## DATASET RECORDS
-*-

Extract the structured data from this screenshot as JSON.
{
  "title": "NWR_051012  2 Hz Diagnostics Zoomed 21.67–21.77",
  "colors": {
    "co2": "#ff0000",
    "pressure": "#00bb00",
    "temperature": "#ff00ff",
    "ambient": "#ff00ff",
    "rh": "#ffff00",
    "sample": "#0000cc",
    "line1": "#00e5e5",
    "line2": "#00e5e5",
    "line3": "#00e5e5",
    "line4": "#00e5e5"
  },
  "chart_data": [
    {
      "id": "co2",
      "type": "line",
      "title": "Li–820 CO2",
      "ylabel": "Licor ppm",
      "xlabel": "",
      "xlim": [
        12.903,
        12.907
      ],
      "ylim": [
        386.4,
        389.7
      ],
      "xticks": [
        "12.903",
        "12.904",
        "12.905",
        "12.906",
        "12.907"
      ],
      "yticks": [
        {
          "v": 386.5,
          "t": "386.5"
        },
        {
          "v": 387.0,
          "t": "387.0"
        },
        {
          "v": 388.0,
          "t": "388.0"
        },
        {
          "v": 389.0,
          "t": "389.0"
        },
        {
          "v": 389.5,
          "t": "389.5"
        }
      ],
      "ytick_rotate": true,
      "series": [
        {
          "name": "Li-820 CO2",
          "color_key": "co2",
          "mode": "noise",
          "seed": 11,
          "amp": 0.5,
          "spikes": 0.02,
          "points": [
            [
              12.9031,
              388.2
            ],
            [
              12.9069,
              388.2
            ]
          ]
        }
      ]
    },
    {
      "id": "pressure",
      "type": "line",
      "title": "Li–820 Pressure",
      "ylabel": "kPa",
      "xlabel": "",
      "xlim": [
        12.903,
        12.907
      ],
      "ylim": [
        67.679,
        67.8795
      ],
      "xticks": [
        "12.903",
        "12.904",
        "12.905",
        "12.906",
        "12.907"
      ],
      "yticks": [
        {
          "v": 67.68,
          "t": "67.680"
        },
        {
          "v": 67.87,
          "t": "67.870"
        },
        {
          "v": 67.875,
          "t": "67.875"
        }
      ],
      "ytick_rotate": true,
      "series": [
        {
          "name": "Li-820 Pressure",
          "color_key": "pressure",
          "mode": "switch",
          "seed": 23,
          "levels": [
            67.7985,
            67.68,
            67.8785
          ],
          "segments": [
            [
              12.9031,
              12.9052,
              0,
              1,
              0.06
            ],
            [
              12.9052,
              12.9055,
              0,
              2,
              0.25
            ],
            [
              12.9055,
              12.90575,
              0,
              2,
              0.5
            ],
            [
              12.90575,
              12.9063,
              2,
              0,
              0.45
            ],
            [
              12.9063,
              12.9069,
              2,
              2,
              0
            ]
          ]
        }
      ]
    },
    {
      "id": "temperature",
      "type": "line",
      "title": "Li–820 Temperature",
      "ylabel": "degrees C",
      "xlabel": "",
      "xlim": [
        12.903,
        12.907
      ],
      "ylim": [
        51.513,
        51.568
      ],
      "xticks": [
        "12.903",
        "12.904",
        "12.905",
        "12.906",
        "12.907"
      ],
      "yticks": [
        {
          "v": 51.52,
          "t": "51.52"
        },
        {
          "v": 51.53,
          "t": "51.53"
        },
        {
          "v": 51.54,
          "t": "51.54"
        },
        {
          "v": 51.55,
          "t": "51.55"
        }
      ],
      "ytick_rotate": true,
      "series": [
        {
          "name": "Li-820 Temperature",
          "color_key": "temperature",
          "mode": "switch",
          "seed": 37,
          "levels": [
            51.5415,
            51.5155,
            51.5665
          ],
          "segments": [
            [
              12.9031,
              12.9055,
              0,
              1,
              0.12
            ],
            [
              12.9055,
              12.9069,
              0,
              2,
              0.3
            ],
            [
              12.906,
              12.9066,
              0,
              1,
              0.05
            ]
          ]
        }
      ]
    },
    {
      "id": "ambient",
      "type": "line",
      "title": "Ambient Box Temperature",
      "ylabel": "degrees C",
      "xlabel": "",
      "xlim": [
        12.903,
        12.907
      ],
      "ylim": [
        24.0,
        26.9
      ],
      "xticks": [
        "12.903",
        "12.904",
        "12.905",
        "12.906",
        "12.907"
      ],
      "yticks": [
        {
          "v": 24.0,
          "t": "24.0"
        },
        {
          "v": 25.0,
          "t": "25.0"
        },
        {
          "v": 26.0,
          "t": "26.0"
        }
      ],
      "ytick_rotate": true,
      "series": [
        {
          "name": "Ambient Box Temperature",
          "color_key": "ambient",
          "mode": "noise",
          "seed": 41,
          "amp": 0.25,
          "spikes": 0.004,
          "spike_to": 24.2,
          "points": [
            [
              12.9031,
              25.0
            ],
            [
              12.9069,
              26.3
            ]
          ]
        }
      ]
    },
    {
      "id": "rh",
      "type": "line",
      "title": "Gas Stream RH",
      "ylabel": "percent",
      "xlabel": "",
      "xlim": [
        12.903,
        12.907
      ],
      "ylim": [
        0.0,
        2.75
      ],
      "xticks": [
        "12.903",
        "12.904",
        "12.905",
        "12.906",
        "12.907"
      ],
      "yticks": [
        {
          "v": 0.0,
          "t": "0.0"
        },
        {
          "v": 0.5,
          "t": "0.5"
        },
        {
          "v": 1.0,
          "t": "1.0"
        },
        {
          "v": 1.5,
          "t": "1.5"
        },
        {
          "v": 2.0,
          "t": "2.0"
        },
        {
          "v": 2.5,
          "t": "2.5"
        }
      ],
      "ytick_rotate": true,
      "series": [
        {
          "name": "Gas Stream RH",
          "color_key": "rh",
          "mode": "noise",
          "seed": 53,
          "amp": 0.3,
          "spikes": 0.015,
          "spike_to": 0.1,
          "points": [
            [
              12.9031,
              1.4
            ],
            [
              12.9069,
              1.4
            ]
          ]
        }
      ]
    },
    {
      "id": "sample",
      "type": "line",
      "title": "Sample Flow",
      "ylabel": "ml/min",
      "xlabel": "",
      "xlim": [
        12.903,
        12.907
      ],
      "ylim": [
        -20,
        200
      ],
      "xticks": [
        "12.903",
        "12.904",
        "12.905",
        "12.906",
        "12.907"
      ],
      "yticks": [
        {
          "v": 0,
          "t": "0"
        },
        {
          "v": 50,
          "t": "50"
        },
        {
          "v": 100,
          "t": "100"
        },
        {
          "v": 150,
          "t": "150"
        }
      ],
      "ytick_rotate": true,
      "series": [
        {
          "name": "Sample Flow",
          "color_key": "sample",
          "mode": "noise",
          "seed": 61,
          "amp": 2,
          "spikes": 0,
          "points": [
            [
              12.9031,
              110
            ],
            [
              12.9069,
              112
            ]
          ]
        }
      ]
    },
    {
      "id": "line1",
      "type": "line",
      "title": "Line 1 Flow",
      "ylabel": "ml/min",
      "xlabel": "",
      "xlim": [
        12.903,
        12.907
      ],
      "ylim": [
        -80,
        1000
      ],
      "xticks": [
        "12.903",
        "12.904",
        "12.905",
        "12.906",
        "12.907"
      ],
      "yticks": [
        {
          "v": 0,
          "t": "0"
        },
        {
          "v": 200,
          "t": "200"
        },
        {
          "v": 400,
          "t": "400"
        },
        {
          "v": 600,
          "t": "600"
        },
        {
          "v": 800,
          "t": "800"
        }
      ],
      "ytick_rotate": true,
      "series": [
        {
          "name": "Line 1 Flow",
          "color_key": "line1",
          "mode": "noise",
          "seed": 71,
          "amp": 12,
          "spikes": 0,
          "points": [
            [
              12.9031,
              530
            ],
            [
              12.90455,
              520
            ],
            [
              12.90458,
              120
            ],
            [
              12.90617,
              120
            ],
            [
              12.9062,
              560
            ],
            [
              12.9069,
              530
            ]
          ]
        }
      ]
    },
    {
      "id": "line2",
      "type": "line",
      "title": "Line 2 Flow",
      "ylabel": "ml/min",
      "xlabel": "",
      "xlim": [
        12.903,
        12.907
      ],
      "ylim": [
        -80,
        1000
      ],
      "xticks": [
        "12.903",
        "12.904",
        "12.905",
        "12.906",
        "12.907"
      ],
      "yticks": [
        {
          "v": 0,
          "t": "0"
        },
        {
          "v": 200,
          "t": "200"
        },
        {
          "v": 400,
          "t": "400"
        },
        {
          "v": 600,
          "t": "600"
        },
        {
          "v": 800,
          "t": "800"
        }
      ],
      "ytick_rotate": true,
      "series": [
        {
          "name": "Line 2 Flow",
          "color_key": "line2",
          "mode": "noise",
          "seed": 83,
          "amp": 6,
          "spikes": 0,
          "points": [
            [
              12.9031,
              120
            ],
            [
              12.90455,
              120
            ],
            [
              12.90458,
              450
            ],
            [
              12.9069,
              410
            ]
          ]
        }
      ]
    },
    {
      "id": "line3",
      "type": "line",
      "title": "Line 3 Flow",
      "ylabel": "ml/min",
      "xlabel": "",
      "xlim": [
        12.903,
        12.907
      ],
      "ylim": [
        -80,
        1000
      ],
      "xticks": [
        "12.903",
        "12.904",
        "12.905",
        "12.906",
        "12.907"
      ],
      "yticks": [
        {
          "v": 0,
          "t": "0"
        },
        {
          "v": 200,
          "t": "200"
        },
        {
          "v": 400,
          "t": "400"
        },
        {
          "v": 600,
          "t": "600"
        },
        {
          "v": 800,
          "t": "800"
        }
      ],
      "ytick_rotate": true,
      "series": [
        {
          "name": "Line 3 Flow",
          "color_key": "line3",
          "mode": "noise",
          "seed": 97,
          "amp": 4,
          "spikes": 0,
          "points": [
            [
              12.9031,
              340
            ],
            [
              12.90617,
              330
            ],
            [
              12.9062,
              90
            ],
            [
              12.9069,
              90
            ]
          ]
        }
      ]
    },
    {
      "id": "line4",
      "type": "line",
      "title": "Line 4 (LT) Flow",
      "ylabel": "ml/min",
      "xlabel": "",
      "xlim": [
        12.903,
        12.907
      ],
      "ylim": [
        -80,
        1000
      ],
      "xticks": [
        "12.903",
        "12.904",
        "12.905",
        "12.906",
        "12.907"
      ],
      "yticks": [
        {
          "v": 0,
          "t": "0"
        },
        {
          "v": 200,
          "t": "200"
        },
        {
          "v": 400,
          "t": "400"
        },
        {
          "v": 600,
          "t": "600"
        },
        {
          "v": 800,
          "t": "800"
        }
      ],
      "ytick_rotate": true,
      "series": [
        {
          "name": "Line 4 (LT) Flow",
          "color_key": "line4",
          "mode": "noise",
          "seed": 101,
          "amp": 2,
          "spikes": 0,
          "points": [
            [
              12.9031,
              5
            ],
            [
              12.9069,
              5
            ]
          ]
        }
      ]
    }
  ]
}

-*-

## INSTRUCTION
Go through the records and gather the lines that hold "Stream".

## RIGHT ANSWER
      "title": "Gas Stream RH",
          "name": "Gas Stream RH",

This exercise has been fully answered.